● **Passage**:
[BEGIN]
Using 1's complement to generate a mask that shows the first non-zero bit

Question

I found an interesting property about 1's complement when reading an interview preparation book.

The property says given a number X, we can generate a mask that shows the first set bit (from right to left) using the 1's complement as follows: X & ~(X - 1) where ~ stands for 1's complement.

For example, if X = 0b0011 then 0b0011 & 0b1101 = 0b0001

I understood that the author is doing the X-1 to flip the first non-zero bit from the right. But I'm curious as to how did he come up with the idea that taking a 1's complement of X-1 and &ing it with X would result into a bit-mask that shows the first non-zero bit in X.

Its my first time posting at StackOverflow, so my apologies if this question doesn't belong here.

Answer 1

First, notice that for any X, X & (~X) = 0 and X & X = X.

Let X = b_n b_(n-1) ... b_k ... b_1, where b_k is the first set bit.
Thus, X is essentially this:
    b_n   b_(n-1) ...  b_(k+1) 1 0 0 ... 0
                               ---- k ----
X-1 is:
    b_n   b_(n-1) ...  b_(k+1) 0 1 1 ... 1
                               ---- k ----
~(X-1) is:
    ~b_n ~b_(n-1) ... ~b_(k+1) 1 0 0 ... 0
                               ---- k ----

X & ~(X-1) is:
    0 0 .................... 0 1 0 0 ... 0
                               ---- k ----

Answer 2

This can actually be proved using some math. Let x be a positive integer. For all x, there exists a binary representation of x. Additionally, for all x there exists a number x - 1 which also has a binary representation. For all x, the bit in the 1s place, will differ from that of x - 1. Let us define ~ as the ones' complement operator. For any binary number b, ~b turns all of the 0s in b into 1s, and all of the 1s in b into 0s. We can then say that ~(x - 1) must then have the same bit in the 1s place as x. Now, this is simple for odd numbers as all odd numbers o have a 1 in the 1s bit, and so must ~(x - 1), and we can stop there. For even numbers this gets a bit trickier. For all even numbers, e, the 1 bit must be empty. As we stated that x (and also e) must be greater than 0, we can also say that for all even numbers, e, there exists some bit such that the value of that bit is 1. We can also say that for e - 1, the 1s bit must be 1 as e - 1 must be odd. Additionally, we can say that the first bit with a value of 1 in e will be 0 in e - 1. Therefore, using the ones' complement of e - 1, that bit in e that must have been 0, will become 1 by the rules of ones' complement. Using the & operator, that will be the common 1 bit between e and ~(e - 1).
[END]
● **Written problem 1**:
In the thread on bit masks, what expression does the interview preparation book give for a mask showing the first set bit from the right?
● **Written problem 2**:
Rewrite the records in full with "detailed view" replaced by "close-up view", leaving everything else unchanged.

● **Source data**:
[BEGIN]
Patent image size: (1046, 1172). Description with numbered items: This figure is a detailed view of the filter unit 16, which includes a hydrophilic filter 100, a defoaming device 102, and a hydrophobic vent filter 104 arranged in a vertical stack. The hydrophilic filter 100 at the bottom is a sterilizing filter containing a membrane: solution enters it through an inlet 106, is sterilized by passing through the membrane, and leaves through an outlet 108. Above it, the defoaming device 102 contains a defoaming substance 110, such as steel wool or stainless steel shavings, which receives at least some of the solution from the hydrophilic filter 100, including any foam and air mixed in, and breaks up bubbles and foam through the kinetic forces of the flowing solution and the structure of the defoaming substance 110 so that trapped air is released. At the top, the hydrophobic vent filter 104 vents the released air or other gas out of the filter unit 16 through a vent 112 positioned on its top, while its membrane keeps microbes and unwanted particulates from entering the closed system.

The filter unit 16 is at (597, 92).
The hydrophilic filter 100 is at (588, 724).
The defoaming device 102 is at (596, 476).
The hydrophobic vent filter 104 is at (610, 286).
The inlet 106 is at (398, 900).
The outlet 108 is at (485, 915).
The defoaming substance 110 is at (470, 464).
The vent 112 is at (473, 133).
[END]
● **Solution 1**:
X & ~(X - 1)

● **Solution 2**:
Patent image size: (1046, 1172). Description with numbered items: This figure is a close-up view of the filter unit 16, which includes a hydrophilic filter 100, a defoaming device 102, and a hydrophobic vent filter 104 arranged in a vertical stack. The hydrophilic filter 100 at the bottom is a sterilizing filter containing a membrane: solution enters it through an inlet 106, is sterilized by passing through the membrane, and leaves through an outlet 108. Above it, the defoaming device 102 contains a defoaming substance 110, such as steel wool or stainless steel shavings, which receives at least some of the solution from the hydrophilic filter 100, including any foam and air mixed in, and breaks up bubbles and foam through the kinetic forces of the flowing solution and the structure of the defoaming substance 110 so that trapped air is released. At the top, the hydrophobic vent filter 104 vents the released air or other gas out of the filter unit 16 through a vent 112 positioned on its top, while its membrane keeps microbes and unwanted particulates from entering the closed system.

The filter unit 16 is at (597, 92).
The hydrophilic filter 100 is at (588, 724).
The defoaming device 102 is at (596, 476).
The hydrophobic vent filter 104 is at (610, 286).
The inlet 106 is at (398, 900).
The outlet 108 is at (485, 915).
The defoaming substance 110 is at (470, 464).
The vent 112 is at (473, 133).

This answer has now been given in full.